▶ **WHAT YOU WILL DO**
Reproduce all of the records below word for word, leaving out the pictures.

▶ **PROVIDED INFORMATION**
....................
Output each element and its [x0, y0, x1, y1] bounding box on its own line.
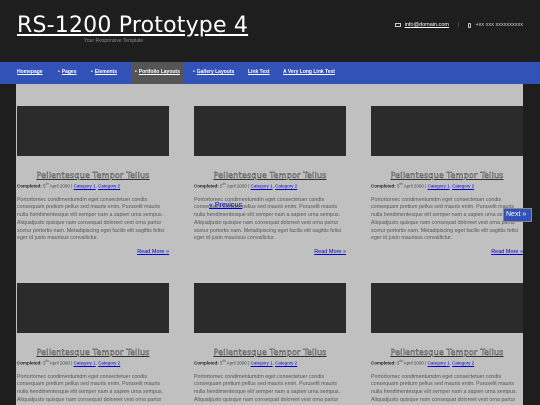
meta-label: Completed: — [371, 183, 396, 189]
dropdown-bullet-icon: • — [135, 69, 137, 75]
meta-date: April 2000 — [48, 183, 70, 189]
card-thumbnail[interactable] — [194, 106, 346, 156]
card-meta: Completed: 5th April 2000 | Category 1, … — [371, 359, 475, 366]
nav-item-homepage[interactable]: Homepage — [17, 62, 43, 84]
portfolio-card: Pellentesque Tempor Tellus Completed: 5t… — [371, 283, 523, 405]
email-link[interactable]: info@domain.com — [405, 22, 449, 28]
portfolio-card: Pellentesque Tempor Tellus Completed: 5t… — [17, 283, 169, 405]
category-link[interactable]: Category 2 — [452, 184, 474, 189]
category-link[interactable]: Category 1 — [74, 361, 96, 366]
read-more-link[interactable]: Read More » — [194, 249, 346, 255]
meta-label: Completed: — [194, 183, 219, 189]
read-more-link[interactable]: Read More » — [371, 249, 523, 255]
dropdown-bullet-icon: • — [193, 69, 195, 75]
right-margin — [523, 84, 540, 405]
nav-item-pages[interactable]: • Pages — [58, 62, 77, 84]
card-title[interactable]: Pellentesque Tempor Tellus — [194, 348, 346, 357]
nav-item-elements[interactable]: • Elements — [91, 62, 117, 84]
card-thumbnail[interactable] — [371, 106, 523, 156]
category-link[interactable]: Category 1 — [428, 361, 450, 366]
dropdown-bullet-icon: • — [58, 69, 60, 75]
meta-label: Completed: — [194, 360, 219, 366]
card-meta: Completed: 5th April 2000 | Category 1, … — [17, 359, 121, 366]
contact-divider: | — [458, 22, 460, 28]
card-excerpt: Portortornec condimentumdm eget consecte… — [17, 196, 164, 242]
card-title[interactable]: Pellentesque Tempor Tellus — [17, 171, 169, 180]
portfolio-card: Pellentesque Tempor Tellus Completed: 5t… — [371, 106, 523, 255]
card-excerpt: Portortornec condimentumdm eget consecte… — [194, 373, 341, 405]
site-header: RS-1200 Prototype 4 Your Responsive Temp… — [0, 0, 540, 62]
category-link[interactable]: Category 1 — [251, 361, 273, 366]
main-nav: Homepage • Pages • Elements • Portfolio Lay… — [0, 62, 540, 84]
nav-item-label: Pages — [61, 69, 77, 75]
card-title[interactable]: Pellentesque Tempor Tellus — [371, 171, 523, 180]
nav-item-label: Portfolio Layouts — [138, 69, 180, 75]
card-thumbnail[interactable] — [194, 283, 346, 333]
card-title[interactable]: Pellentesque Tempor Tellus — [17, 348, 169, 357]
portfolio-card: Pellentesque Tempor Tellus Completed: 5t… — [17, 106, 169, 255]
nav-item-portfolio-layouts[interactable]: • Portfolio Layouts — [131, 62, 184, 84]
mail-icon — [394, 23, 401, 27]
category-link[interactable]: Category 1 — [251, 184, 273, 189]
meta-label: Completed: — [17, 360, 42, 366]
category-link[interactable]: Category 1 — [74, 184, 96, 189]
card-meta: Completed: 5th April 2000 | Category 1, … — [371, 182, 475, 189]
previous-page-link[interactable]: « Previous — [209, 202, 242, 209]
phone-icon — [468, 22, 472, 28]
meta-label: Completed: — [371, 360, 396, 366]
next-page-button[interactable]: Next » — [503, 208, 532, 222]
contact-info: info@domain.com | +xx xxx xxxxxxxxxx — [394, 22, 523, 28]
category-link[interactable]: Category 2 — [452, 361, 474, 366]
category-link[interactable]: Category 2 — [98, 361, 120, 366]
site-title[interactable]: RS-1200 Prototype 4 — [17, 13, 248, 38]
card-meta: Completed: 5th April 2000 | Category 1, … — [17, 182, 121, 189]
nav-item-long-link-text[interactable]: A Very Long Link Text — [283, 62, 335, 84]
card-thumbnail[interactable] — [17, 283, 169, 333]
category-link[interactable]: Category 2 — [275, 184, 297, 189]
category-link[interactable]: Category 2 — [275, 361, 297, 366]
portfolio-card: Pellentesque Tempor Tellus Completed: 5t… — [194, 106, 346, 255]
meta-date: April 2000 — [225, 183, 247, 189]
nav-item-link-text[interactable]: Link Text — [248, 62, 270, 84]
card-excerpt: Portortornec condimentumdm eget consecte… — [371, 373, 518, 405]
meta-date: April 2000 — [48, 360, 70, 366]
card-meta: Completed: 5th April 2000 | Category 1, … — [194, 359, 298, 366]
nav-item-label: Gallery Layouts — [196, 69, 235, 75]
phone-number: +xx xxx xxxxxxxxxx — [475, 22, 523, 28]
meta-label: Completed: — [17, 183, 42, 189]
card-title[interactable]: Pellentesque Tempor Tellus — [371, 348, 523, 357]
dropdown-bullet-icon: • — [91, 69, 93, 75]
category-link[interactable]: Category 1 — [428, 184, 450, 189]
portfolio-grid: Pellentesque Tempor Tellus Completed: 5t… — [16, 84, 523, 405]
card-thumbnail[interactable] — [371, 283, 523, 333]
card-excerpt: Portortornec condimentumdm eget consecte… — [371, 196, 518, 242]
card-thumbnail[interactable] — [17, 106, 169, 156]
left-margin — [0, 84, 16, 405]
card-meta: Completed: 5th April 2000 | Category 1, … — [194, 182, 298, 189]
card-excerpt: Portortornec condimentumdm eget consecte… — [17, 373, 164, 405]
category-link[interactable]: Category 2 — [98, 184, 120, 189]
nav-item-label: Elements — [94, 69, 117, 75]
portfolio-card: Pellentesque Tempor Tellus Completed: 5t… — [194, 283, 346, 405]
read-more-link[interactable]: Read More » — [17, 249, 169, 255]
meta-date: April 2000 — [225, 360, 247, 366]
nav-item-gallery-layouts[interactable]: • Gallery Layouts — [193, 62, 234, 84]
meta-date: April 2000 — [402, 183, 424, 189]
meta-date: April 2000 — [402, 360, 424, 366]
site-tagline: Your Responsive Template — [84, 38, 144, 44]
card-title[interactable]: Pellentesque Tempor Tellus — [194, 171, 346, 180]
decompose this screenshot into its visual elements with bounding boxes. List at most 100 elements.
....................
▶ **RESULT OF THE EXERCISE**
Output each element and its [x0, y0, x1, y1] bounding box on its own line.
meta-label: Completed: — [371, 183, 396, 189]
dropdown-bullet-icon: • — [135, 69, 137, 75]
meta-date: April 2000 — [48, 183, 70, 189]
card-thumbnail[interactable] — [194, 106, 346, 156]
card-meta: Completed: 5th April 2000 | Category 1, … — [371, 359, 475, 366]
nav-item-homepage[interactable]: Homepage — [17, 62, 43, 84]
portfolio-card: Pellentesque Tempor Tellus Completed: 5t… — [371, 283, 523, 405]
email-link[interactable]: info@domain.com — [405, 22, 449, 28]
portfolio-card: Pellentesque Tempor Tellus Completed: 5t… — [17, 283, 169, 405]
category-link[interactable]: Category 2 — [452, 184, 474, 189]
category-link[interactable]: Category 1 — [74, 361, 96, 366]
read-more-link[interactable]: Read More » — [194, 249, 346, 255]
meta-label: Completed: — [194, 183, 219, 189]
read-more-link[interactable]: Read More » — [371, 249, 523, 255]
dropdown-bullet-icon: • — [193, 69, 195, 75]
right-margin — [523, 84, 540, 405]
nav-item-pages[interactable]: • Pages — [58, 62, 77, 84]
card-title[interactable]: Pellentesque Tempor Tellus — [194, 348, 346, 357]
nav-item-elements[interactable]: • Elements — [91, 62, 117, 84]
card-thumbnail[interactable] — [371, 106, 523, 156]
category-link[interactable]: Category 1 — [428, 361, 450, 366]
dropdown-bullet-icon: • — [58, 69, 60, 75]
meta-label: Completed: — [194, 360, 219, 366]
card-meta: Completed: 5th April 2000 | Category 1, … — [17, 359, 121, 366]
contact-divider: | — [458, 22, 460, 28]
card-excerpt: Portortornec condimentumdm eget consecte… — [17, 196, 164, 242]
card-title[interactable]: Pellentesque Tempor Tellus — [17, 171, 169, 180]
portfolio-card: Pellentesque Tempor Tellus Completed: 5t… — [371, 106, 523, 255]
card-excerpt: Portortornec condimentumdm eget consecte… — [194, 373, 341, 405]
site-header: RS-1200 Prototype 4 Your Responsive Temp… — [0, 0, 540, 62]
category-link[interactable]: Category 1 — [251, 361, 273, 366]
main-nav: Homepage • Pages • Elements • Portfolio Lay… — [0, 62, 540, 84]
nav-item-label: Pages — [61, 69, 77, 75]
card-title[interactable]: Pellentesque Tempor Tellus — [371, 171, 523, 180]
nav-item-label: Portfolio Layouts — [138, 69, 180, 75]
card-thumbnail[interactable] — [194, 283, 346, 333]
card-title[interactable]: Pellentesque Tempor Tellus — [17, 348, 169, 357]
portfolio-card: Pellentesque Tempor Tellus Completed: 5t… — [17, 106, 169, 255]
nav-item-portfolio-layouts[interactable]: • Portfolio Layouts — [131, 62, 184, 84]
mail-icon — [394, 23, 401, 27]
category-link[interactable]: Category 1 — [251, 184, 273, 189]
meta-label: Completed: — [17, 360, 42, 366]
category-link[interactable]: Category 1 — [74, 184, 96, 189]
card-meta: Completed: 5th April 2000 | Category 1, … — [371, 182, 475, 189]
previous-page-link[interactable]: « Previous — [209, 202, 242, 209]
phone-icon — [468, 22, 472, 28]
meta-label: Completed: — [371, 360, 396, 366]
next-page-button[interactable]: Next » — [503, 208, 532, 222]
contact-info: info@domain.com | +xx xxx xxxxxxxxxx — [394, 22, 523, 28]
category-link[interactable]: Category 2 — [452, 361, 474, 366]
category-link[interactable]: Category 2 — [98, 361, 120, 366]
site-title[interactable]: RS-1200 Prototype 4 — [17, 13, 248, 38]
card-meta: Completed: 5th April 2000 | Category 1, … — [17, 182, 121, 189]
nav-item-long-link-text[interactable]: A Very Long Link Text — [283, 62, 335, 84]
card-thumbnail[interactable] — [17, 283, 169, 333]
category-link[interactable]: Category 2 — [275, 184, 297, 189]
category-link[interactable]: Category 2 — [275, 361, 297, 366]
portfolio-card: Pellentesque Tempor Tellus Completed: 5t… — [194, 106, 346, 255]
meta-date: April 2000 — [225, 183, 247, 189]
nav-item-link-text[interactable]: Link Text — [248, 62, 270, 84]
card-excerpt: Portortornec condimentumdm eget consecte… — [371, 373, 518, 405]
meta-date: April 2000 — [48, 360, 70, 366]
card-meta: Completed: 5th April 2000 | Category 1, … — [194, 359, 298, 366]
nav-item-label: Gallery Layouts — [196, 69, 235, 75]
phone-number: +xx xxx xxxxxxxxxx — [475, 22, 523, 28]
meta-label: Completed: — [17, 183, 42, 189]
card-title[interactable]: Pellentesque Tempor Tellus — [371, 348, 523, 357]
dropdown-bullet-icon: • — [91, 69, 93, 75]
category-link[interactable]: Category 1 — [428, 184, 450, 189]
portfolio-grid: Pellentesque Tempor Tellus Completed: 5t… — [16, 84, 523, 405]
card-thumbnail[interactable] — [371, 283, 523, 333]
card-excerpt: Portortornec condimentumdm eget consecte… — [371, 196, 518, 242]
card-thumbnail[interactable] — [17, 106, 169, 156]
left-margin — [0, 84, 16, 405]
card-meta: Completed: 5th April 2000 | Category 1, … — [194, 182, 298, 189]
card-excerpt: Portortornec condimentumdm eget consecte… — [17, 373, 164, 405]
category-link[interactable]: Category 2 — [98, 184, 120, 189]
nav-item-label: Elements — [94, 69, 117, 75]
portfolio-card: Pellentesque Tempor Tellus Completed: 5t… — [194, 283, 346, 405]
read-more-link[interactable]: Read More » — [17, 249, 169, 255]
meta-date: April 2000 — [225, 360, 247, 366]
nav-item-gallery-layouts[interactable]: • Gallery Layouts — [193, 62, 234, 84]
meta-date: April 2000 — [402, 183, 424, 189]
meta-date: April 2000 — [402, 360, 424, 366]
site-tagline: Your Responsive Template — [84, 38, 144, 44]
card-title[interactable]: Pellentesque Tempor Tellus — [194, 171, 346, 180]
decompose this screenshot into its visual elements with bounding boxes. List at most 100 elements.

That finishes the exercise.